[Figure contents as structured data]
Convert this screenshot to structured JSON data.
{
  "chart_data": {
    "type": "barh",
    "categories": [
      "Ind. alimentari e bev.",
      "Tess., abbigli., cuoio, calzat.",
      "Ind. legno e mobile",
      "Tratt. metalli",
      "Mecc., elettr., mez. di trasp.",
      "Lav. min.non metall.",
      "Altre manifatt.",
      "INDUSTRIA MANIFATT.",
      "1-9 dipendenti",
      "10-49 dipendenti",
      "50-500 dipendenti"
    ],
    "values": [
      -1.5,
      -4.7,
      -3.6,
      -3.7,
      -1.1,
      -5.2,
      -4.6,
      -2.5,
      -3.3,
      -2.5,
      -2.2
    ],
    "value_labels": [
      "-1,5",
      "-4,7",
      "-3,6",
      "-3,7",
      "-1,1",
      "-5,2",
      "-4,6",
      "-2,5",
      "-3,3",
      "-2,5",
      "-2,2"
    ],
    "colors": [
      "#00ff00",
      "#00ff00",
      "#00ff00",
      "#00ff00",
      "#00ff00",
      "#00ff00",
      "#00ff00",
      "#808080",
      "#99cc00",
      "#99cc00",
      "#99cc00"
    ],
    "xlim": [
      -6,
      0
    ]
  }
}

* Given task
Repeat each record in full; every line must match exactly.

* Final result
Convert this screenshot to structured JSON data.
{
  "chart_data": {
    "type": "barh",
    "categories": [
      "Ind. alimentari e bev.",
      "Tess., abbigli., cuoio, calzat.",
      "Ind. legno e mobile",
      "Tratt. metalli",
      "Mecc., elettr., mez. di trasp.",
      "Lav. min.non metall.",
      "Altre manifatt.",
      "INDUSTRIA MANIFATT.",
      "1-9 dipendenti",
      "10-49 dipendenti",
      "50-500 dipendenti"
    ],
    "values": [
      -1.5,
      -4.7,
      -3.6,
      -3.7,
      -1.1,
      -5.2,
      -4.6,
      -2.5,
      -3.3,
      -2.5,
      -2.2
    ],
    "value_labels": [
      "-1,5",
      "-4,7",
      "-3,6",
      "-3,7",
      "-1,1",
      "-5,2",
      "-4,6",
      "-2,5",
      "-3,3",
      "-2,5",
      "-2,2"
    ],
    "colors": [
      "#00ff00",
      "#00ff00",
      "#00ff00",
      "#00ff00",
      "#00ff00",
      "#00ff00",
      "#00ff00",
      "#808080",
      "#99cc00",
      "#99cc00",
      "#99cc00"
    ],
    "xlim": [
      -6,
      0
    ]
  }
}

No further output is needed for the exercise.